WHAT YOU HAVE TO DO: How many of the lines below hold the word "this"? Answer only with the number.

************

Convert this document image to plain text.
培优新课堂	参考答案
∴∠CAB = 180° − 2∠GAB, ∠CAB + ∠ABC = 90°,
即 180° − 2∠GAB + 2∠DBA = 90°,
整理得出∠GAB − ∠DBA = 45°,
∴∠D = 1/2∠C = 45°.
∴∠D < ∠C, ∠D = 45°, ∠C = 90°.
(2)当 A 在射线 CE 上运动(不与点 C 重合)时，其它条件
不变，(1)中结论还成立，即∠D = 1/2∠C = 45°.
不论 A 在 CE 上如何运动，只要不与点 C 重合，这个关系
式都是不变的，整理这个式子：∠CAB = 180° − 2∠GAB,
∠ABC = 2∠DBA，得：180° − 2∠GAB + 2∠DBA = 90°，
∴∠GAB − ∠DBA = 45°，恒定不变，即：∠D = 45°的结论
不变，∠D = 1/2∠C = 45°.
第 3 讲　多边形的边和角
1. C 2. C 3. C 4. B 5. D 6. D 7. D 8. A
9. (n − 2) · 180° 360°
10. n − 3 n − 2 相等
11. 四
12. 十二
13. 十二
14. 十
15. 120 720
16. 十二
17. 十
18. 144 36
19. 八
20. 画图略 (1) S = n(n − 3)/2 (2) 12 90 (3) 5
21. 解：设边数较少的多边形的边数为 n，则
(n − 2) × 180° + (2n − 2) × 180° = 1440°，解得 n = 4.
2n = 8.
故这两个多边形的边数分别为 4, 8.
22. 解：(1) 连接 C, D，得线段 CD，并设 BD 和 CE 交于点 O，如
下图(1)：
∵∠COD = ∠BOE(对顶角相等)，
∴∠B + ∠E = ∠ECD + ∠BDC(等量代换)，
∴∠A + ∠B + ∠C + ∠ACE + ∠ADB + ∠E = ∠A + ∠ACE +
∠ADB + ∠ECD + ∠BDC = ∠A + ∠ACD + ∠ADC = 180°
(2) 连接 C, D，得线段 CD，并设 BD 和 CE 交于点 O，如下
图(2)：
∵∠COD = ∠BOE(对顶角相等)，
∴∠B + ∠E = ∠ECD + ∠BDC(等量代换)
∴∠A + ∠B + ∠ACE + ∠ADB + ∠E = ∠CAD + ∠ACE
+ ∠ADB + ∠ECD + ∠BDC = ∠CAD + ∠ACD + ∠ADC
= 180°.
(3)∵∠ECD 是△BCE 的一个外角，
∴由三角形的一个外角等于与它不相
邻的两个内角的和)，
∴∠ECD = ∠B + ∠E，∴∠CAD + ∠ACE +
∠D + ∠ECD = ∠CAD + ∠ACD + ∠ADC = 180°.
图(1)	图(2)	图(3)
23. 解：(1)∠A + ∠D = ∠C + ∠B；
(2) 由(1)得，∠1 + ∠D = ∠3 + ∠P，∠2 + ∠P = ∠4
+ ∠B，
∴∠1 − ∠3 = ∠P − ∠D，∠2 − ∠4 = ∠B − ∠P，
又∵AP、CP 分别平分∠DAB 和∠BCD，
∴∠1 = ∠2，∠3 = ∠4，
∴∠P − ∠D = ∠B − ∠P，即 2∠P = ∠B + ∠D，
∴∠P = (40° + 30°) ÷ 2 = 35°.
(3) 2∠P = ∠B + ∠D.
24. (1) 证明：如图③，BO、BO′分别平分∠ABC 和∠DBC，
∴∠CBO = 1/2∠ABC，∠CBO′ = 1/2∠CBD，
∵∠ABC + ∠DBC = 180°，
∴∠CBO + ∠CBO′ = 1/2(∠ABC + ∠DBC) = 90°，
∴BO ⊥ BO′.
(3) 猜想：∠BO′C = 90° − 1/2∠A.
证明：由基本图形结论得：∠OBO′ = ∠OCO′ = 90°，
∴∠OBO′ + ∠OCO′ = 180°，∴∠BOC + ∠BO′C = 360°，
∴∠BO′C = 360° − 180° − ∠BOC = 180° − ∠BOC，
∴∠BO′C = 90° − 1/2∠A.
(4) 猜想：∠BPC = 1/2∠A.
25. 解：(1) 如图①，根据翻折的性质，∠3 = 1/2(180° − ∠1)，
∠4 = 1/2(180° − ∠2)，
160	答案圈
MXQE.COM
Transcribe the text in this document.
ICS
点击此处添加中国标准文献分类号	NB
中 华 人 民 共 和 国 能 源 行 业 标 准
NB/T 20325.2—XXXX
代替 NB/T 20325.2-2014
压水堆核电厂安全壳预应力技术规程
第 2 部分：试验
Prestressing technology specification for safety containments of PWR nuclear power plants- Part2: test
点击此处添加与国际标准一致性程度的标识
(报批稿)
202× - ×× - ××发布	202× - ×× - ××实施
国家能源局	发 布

************

OUTPUT OF THE TASK: 2